=== EXTRAIT À LIRE ===

Un roman qui marque un passage dans la littérature française.
Ces officiers de l'armée française s'étaient engagés, adolescents, dans la lutte contre l'occupation allemande, avaient subi l'enfer de la déportation et des camps de la mort, en étaient sortis à l'état de quasi-cadavres respirant à peine un souffle de vie, pour se dire que jamais l'humanité ne connaîtrait ces travers. Puis, ce fut le Vietnam, et ensuite l'Algérie, pays où ils oublièrent jusqu'au reniement cet engagement. Croyant venir essuyer l'humiliation subie à Diên Biên Phu en terre algérienne, nettoyer le maquis algérois pour mettre fin à «l'insurrection» et repartir tranquillement en Métropole se reposer de toutes ces guerres, nombreux parmi eux ont laissé leur âme dans cette ultime «bataille».
Plus d'un demi-siècle plus tard, certains de ces officiers meurent cloîtrés dans le silence de ce que fut cette autre humiliation qui tait ses douleurs, laissant aux enfants un héritage très lourd sur les «faits d'armes» jamais avoués de leur père.

=== ENREGISTREMENTS ===

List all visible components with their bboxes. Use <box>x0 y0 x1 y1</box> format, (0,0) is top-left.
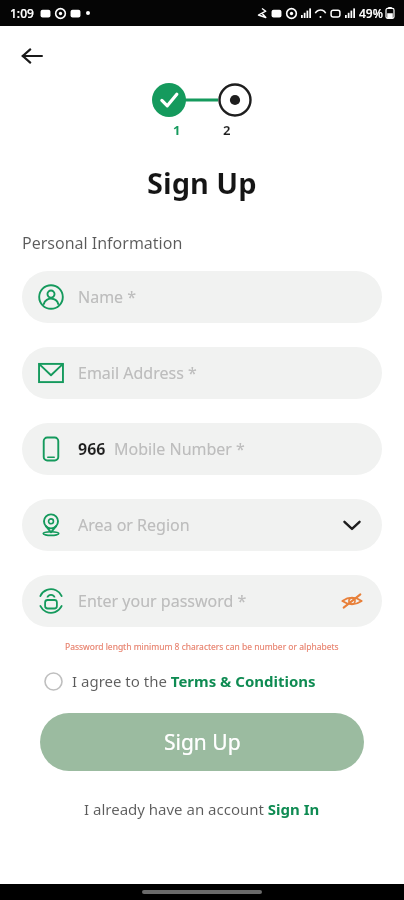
button[interactable]: I already have an account Sign In <box>84 799 320 819</box>
staticText: I already have an account Sign In <box>84 799 320 819</box>
staticText: Mobile Number * <box>114 438 245 460</box>
staticText: 966 <box>78 438 106 460</box>
button[interactable]: Area or Region <box>22 499 382 551</box>
button[interactable]: Back <box>12 36 52 76</box>
button[interactable]: Open area or region list <box>338 511 366 539</box>
staticText: Enter your password * <box>78 590 247 612</box>
staticText: I agree to the Terms & Conditions <box>72 671 316 691</box>
button[interactable]: Enter your password * <box>22 575 382 627</box>
staticText: Sign Up <box>164 728 241 757</box>
button[interactable]: Email Address * <box>22 347 382 399</box>
button[interactable]: I agree to the Terms & Conditions <box>44 671 316 691</box>
staticText: Password length minimum 8 characters can… <box>65 641 339 653</box>
staticText: Name * <box>78 286 137 308</box>
staticText: Sign Up <box>147 163 257 202</box>
staticText: 2 <box>223 121 231 139</box>
staticText: Area or Region <box>78 514 190 536</box>
button[interactable]: 966 <box>22 423 382 475</box>
staticText: 1:09 <box>10 5 34 21</box>
staticText: Personal Information <box>22 232 183 254</box>
button[interactable]: Sign Up <box>40 713 364 771</box>
staticText: 49% <box>359 5 383 21</box>
staticText: 1 <box>173 121 181 139</box>
button[interactable]: Show password <box>338 587 366 615</box>
button[interactable]: Name * <box>22 271 382 323</box>
staticText: Email Address * <box>78 362 197 384</box>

===

TRAVAIL DEMANDÉ:
1. Pouvez-vous recopier à l'identique le passage de l'extrait sur les officiers français compris entre «Plus d'un demi-siècle» et «de leur père.», ces deux bornes incluses ?
2. Pouvez-vous présenter sous forme de liste numérotée les lignes des enregistrements comprises entre celle qui contient «button[interactable]: I already» et celle qui contient «button[interactable]: Back <box>12», toutes deux incluses, sans les lignes vides ?

RÉPONSES CORRECTES:
1.
Plus d'un demi-siècle plus tard, certains de ces officiers meurent cloîtrés dans le silence de ce que fut cette autre humiliation qui tait ses douleurs, laissant aux enfants un héritage très lourd sur les «faits d'armes» jamais avoués de leur père.

2.
1. button[interactable]: I already have an account Sign In <box>84 799 320 819</box>
2. staticText: I already have an account Sign In <box>84 799 320 819</box>
3. staticText: Mobile Number * <box>114 438 245 460</box>
4. staticText: 966 <box>78 438 106 460</box>
5. button[interactable]: Area or Region <box>22 499 382 551</box>
6. button[interactable]: Back <box>12 36 52 76</box>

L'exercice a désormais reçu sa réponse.